++++ SUPPLIED MATERIAL ++++

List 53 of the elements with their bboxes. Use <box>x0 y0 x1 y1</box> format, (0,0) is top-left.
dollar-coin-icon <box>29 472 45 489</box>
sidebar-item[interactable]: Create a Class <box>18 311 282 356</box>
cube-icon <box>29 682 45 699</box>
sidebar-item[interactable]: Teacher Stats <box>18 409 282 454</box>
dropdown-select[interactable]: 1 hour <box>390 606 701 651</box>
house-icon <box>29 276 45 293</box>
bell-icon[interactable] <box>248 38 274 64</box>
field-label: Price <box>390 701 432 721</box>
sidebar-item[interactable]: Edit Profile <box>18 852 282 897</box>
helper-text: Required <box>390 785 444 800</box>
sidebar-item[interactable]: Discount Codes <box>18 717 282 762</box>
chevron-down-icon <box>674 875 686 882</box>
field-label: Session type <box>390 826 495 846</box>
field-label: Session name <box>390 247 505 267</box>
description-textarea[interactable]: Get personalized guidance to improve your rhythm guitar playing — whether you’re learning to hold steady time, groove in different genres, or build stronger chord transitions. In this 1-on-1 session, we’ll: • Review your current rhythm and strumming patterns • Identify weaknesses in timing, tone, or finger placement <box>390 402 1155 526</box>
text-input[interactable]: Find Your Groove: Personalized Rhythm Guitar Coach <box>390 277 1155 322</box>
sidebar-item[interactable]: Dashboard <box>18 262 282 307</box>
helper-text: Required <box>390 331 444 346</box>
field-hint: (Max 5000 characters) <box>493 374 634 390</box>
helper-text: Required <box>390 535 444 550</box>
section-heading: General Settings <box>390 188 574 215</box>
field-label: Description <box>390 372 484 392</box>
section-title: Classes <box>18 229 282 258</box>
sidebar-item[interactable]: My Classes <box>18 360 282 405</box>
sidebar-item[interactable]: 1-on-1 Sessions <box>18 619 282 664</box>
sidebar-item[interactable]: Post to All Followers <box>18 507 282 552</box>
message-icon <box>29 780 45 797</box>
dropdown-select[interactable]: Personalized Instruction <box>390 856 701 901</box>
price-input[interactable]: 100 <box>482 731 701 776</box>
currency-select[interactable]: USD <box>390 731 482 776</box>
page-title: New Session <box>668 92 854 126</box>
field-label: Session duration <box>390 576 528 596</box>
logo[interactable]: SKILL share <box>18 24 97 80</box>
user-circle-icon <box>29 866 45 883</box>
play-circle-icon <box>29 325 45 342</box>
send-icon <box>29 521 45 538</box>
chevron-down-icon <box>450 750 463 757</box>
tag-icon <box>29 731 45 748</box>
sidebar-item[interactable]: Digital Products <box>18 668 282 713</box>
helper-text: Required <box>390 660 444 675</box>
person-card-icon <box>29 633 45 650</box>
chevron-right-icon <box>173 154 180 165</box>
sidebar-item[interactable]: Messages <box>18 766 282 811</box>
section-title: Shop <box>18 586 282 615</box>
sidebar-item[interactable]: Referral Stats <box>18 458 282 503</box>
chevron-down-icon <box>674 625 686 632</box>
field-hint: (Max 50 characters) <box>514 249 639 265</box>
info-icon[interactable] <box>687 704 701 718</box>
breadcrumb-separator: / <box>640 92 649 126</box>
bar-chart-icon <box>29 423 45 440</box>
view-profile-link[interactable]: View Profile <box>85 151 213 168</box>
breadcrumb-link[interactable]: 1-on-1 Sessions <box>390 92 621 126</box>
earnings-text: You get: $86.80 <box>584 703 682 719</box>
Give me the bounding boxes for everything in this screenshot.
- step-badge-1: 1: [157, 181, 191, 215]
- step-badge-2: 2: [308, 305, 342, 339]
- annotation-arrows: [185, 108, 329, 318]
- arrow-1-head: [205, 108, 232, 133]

++++

(YOUR TASK): Write out the listing from its first line through the line containing "bell-icon[interactable] <box>248 38", replacing "Create a Class" with "Start a Class" and leaving everything else unchanged.

(IN RESPONSE):
List 53 of the elements with their bboxes. Use <box>x0 y0 x1 y1</box> format, (0,0) is top-left.
dollar-coin-icon <box>29 472 45 489</box>
sidebar-item[interactable]: Start a Class <box>18 311 282 356</box>
cube-icon <box>29 682 45 699</box>
sidebar-item[interactable]: Teacher Stats <box>18 409 282 454</box>
dropdown-select[interactable]: 1 hour <box>390 606 701 651</box>
house-icon <box>29 276 45 293</box>
bell-icon[interactable] <box>248 38 274 64</box>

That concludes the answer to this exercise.